**EXERCISE GOAL:** Copy out all of the lines below, word for word.

— Start of DATA FOR THIS EXERCISE —

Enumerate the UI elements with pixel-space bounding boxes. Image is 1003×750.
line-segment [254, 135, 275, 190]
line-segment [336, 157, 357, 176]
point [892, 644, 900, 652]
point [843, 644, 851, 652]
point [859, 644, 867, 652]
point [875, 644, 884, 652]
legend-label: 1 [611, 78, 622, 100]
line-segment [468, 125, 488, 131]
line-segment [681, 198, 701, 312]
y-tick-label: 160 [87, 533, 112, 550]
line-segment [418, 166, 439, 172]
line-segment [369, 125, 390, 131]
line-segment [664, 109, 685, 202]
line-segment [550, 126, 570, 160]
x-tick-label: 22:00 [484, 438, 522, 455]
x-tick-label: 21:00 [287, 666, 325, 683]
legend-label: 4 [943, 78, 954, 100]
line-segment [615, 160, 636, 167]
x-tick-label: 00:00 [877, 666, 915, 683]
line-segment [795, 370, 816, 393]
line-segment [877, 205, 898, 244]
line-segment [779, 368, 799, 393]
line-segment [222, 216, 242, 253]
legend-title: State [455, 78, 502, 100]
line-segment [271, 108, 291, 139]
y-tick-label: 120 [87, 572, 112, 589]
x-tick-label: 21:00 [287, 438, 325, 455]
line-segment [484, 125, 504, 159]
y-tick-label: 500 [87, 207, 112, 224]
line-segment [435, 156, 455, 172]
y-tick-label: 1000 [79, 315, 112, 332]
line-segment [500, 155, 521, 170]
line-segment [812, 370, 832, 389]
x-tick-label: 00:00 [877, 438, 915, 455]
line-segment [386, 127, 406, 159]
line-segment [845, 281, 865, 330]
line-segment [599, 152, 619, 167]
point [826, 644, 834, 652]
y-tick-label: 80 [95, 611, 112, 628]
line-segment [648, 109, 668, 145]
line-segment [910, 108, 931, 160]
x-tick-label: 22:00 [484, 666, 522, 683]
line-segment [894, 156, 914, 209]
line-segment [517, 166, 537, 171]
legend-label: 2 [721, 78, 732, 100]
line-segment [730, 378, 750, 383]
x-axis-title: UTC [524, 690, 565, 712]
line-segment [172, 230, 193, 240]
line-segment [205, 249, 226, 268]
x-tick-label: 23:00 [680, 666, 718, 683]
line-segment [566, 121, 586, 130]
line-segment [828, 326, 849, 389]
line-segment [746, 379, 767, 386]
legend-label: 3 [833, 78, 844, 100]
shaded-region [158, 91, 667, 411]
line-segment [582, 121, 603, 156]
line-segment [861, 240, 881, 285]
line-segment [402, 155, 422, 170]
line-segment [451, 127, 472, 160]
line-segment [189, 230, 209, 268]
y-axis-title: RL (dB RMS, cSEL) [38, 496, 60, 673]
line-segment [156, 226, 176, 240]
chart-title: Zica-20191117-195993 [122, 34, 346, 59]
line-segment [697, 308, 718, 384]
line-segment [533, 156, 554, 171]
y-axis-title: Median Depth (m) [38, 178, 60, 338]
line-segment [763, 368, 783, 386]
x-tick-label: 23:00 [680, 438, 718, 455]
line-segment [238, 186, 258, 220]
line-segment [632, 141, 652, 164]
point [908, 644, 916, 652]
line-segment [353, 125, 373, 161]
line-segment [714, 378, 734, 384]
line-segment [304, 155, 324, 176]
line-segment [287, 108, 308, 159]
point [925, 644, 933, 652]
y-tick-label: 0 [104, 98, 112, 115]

— End of DATA FOR THIS EXERCISE —

**ANSWER TO THIS PROBLEM:**
Enumerate the UI elements with pixel-space bounding boxes. Image is 1003×750.
line-segment [254, 135, 275, 190]
line-segment [336, 157, 357, 176]
point [892, 644, 900, 652]
point [843, 644, 851, 652]
point [859, 644, 867, 652]
point [875, 644, 884, 652]
legend-label: 1 [611, 78, 622, 100]
line-segment [468, 125, 488, 131]
line-segment [681, 198, 701, 312]
y-tick-label: 160 [87, 533, 112, 550]
line-segment [418, 166, 439, 172]
line-segment [369, 125, 390, 131]
line-segment [664, 109, 685, 202]
line-segment [550, 126, 570, 160]
x-tick-label: 22:00 [484, 438, 522, 455]
x-tick-label: 21:00 [287, 666, 325, 683]
legend-label: 4 [943, 78, 954, 100]
line-segment [615, 160, 636, 167]
x-tick-label: 00:00 [877, 666, 915, 683]
line-segment [795, 370, 816, 393]
line-segment [877, 205, 898, 244]
line-segment [779, 368, 799, 393]
line-segment [222, 216, 242, 253]
legend-title: State [455, 78, 502, 100]
line-segment [271, 108, 291, 139]
y-tick-label: 120 [87, 572, 112, 589]
x-tick-label: 21:00 [287, 438, 325, 455]
line-segment [484, 125, 504, 159]
y-tick-label: 500 [87, 207, 112, 224]
line-segment [435, 156, 455, 172]
y-tick-label: 1000 [79, 315, 112, 332]
line-segment [500, 155, 521, 170]
line-segment [812, 370, 832, 389]
x-tick-label: 00:00 [877, 438, 915, 455]
line-segment [386, 127, 406, 159]
line-segment [845, 281, 865, 330]
line-segment [599, 152, 619, 167]
point [826, 644, 834, 652]
y-tick-label: 80 [95, 611, 112, 628]
line-segment [648, 109, 668, 145]
line-segment [910, 108, 931, 160]
x-tick-label: 22:00 [484, 666, 522, 683]
line-segment [894, 156, 914, 209]
line-segment [517, 166, 537, 171]
legend-label: 2 [721, 78, 732, 100]
line-segment [730, 378, 750, 383]
x-axis-title: UTC [524, 690, 565, 712]
line-segment [172, 230, 193, 240]
line-segment [205, 249, 226, 268]
x-tick-label: 23:00 [680, 666, 718, 683]
line-segment [566, 121, 586, 130]
line-segment [828, 326, 849, 389]
line-segment [746, 379, 767, 386]
legend-label: 3 [833, 78, 844, 100]
shaded-region [158, 91, 667, 411]
line-segment [582, 121, 603, 156]
line-segment [861, 240, 881, 285]
line-segment [402, 155, 422, 170]
line-segment [451, 127, 472, 160]
line-segment [189, 230, 209, 268]
y-axis-title: RL (dB RMS, cSEL) [38, 496, 60, 673]
line-segment [156, 226, 176, 240]
chart-title: Zica-20191117-195993 [122, 34, 346, 59]
line-segment [697, 308, 718, 384]
line-segment [533, 156, 554, 171]
y-axis-title: Median Depth (m) [38, 178, 60, 338]
line-segment [763, 368, 783, 386]
x-tick-label: 23:00 [680, 438, 718, 455]
line-segment [238, 186, 258, 220]
line-segment [632, 141, 652, 164]
point [908, 644, 916, 652]
line-segment [353, 125, 373, 161]
line-segment [714, 378, 734, 384]
line-segment [304, 155, 324, 176]
line-segment [287, 108, 308, 159]
point [925, 644, 933, 652]
y-tick-label: 0 [104, 98, 112, 115]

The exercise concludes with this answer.